[Excerpt from a dataset]
************

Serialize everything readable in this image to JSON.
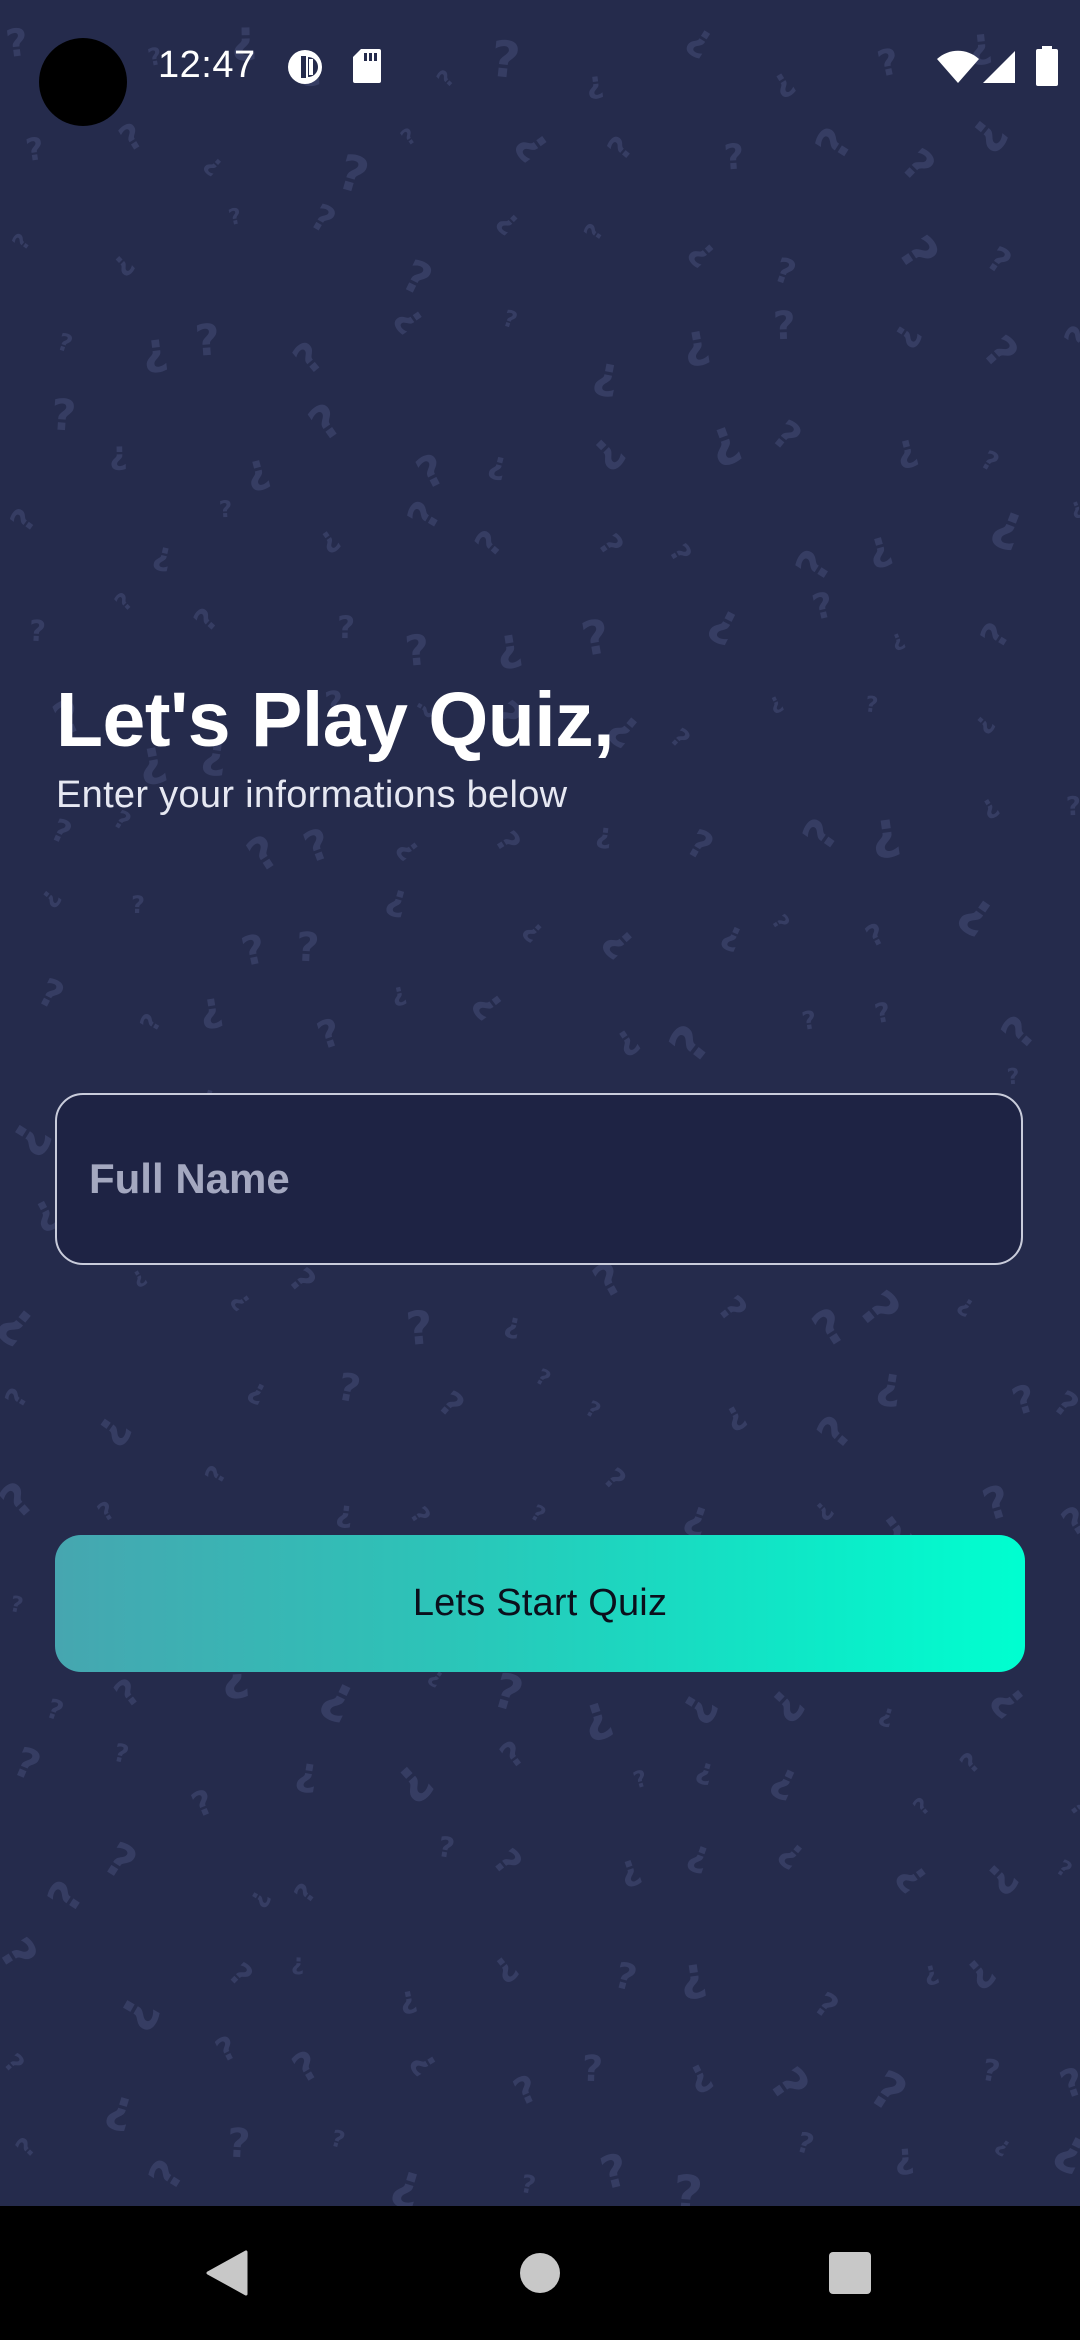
{
  "status_bar": {
    "time": "12:47",
    "left_icons": [
      "data-saver-icon",
      "sd-card-icon"
    ],
    "right_icons": [
      "wifi-icon",
      "cell-signal-icon",
      "battery-icon"
    ]
  },
  "header": {
    "title": "Let's Play Quiz,",
    "subtitle": "Enter your informations below"
  },
  "form": {
    "name_value": "",
    "name_placeholder": "Full Name"
  },
  "actions": {
    "start_label": "Lets Start Quiz"
  },
  "nav_bar": {
    "buttons": [
      "back-icon",
      "home-icon",
      "recents-icon"
    ]
  },
  "colors": {
    "background": "#252b4c",
    "pattern": "#363d63",
    "field_background": "#1e2344",
    "field_border": "#c9ccdb",
    "button_gradient_start": "#46a6b0",
    "button_gradient_end": "#00ffd0",
    "button_text": "#0b0f1c"
  }
}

************

■ **PROBLEM TO SOLVE**: Reproduce the records, all of them, word for word; omit the pictures.

■ **SOLUTION TO THIS PROBLEM**:
Serialize everything readable in this image to JSON.
{
  "status_bar": {
    "time": "12:47",
    "left_icons": [
      "data-saver-icon",
      "sd-card-icon"
    ],
    "right_icons": [
      "wifi-icon",
      "cell-signal-icon",
      "battery-icon"
    ]
  },
  "header": {
    "title": "Let's Play Quiz,",
    "subtitle": "Enter your informations below"
  },
  "form": {
    "name_value": "",
    "name_placeholder": "Full Name"
  },
  "actions": {
    "start_label": "Lets Start Quiz"
  },
  "nav_bar": {
    "buttons": [
      "back-icon",
      "home-icon",
      "recents-icon"
    ]
  },
  "colors": {
    "background": "#252b4c",
    "pattern": "#363d63",
    "field_background": "#1e2344",
    "field_border": "#c9ccdb",
    "button_gradient_start": "#46a6b0",
    "button_gradient_end": "#00ffd0",
    "button_text": "#0b0f1c"
  }
}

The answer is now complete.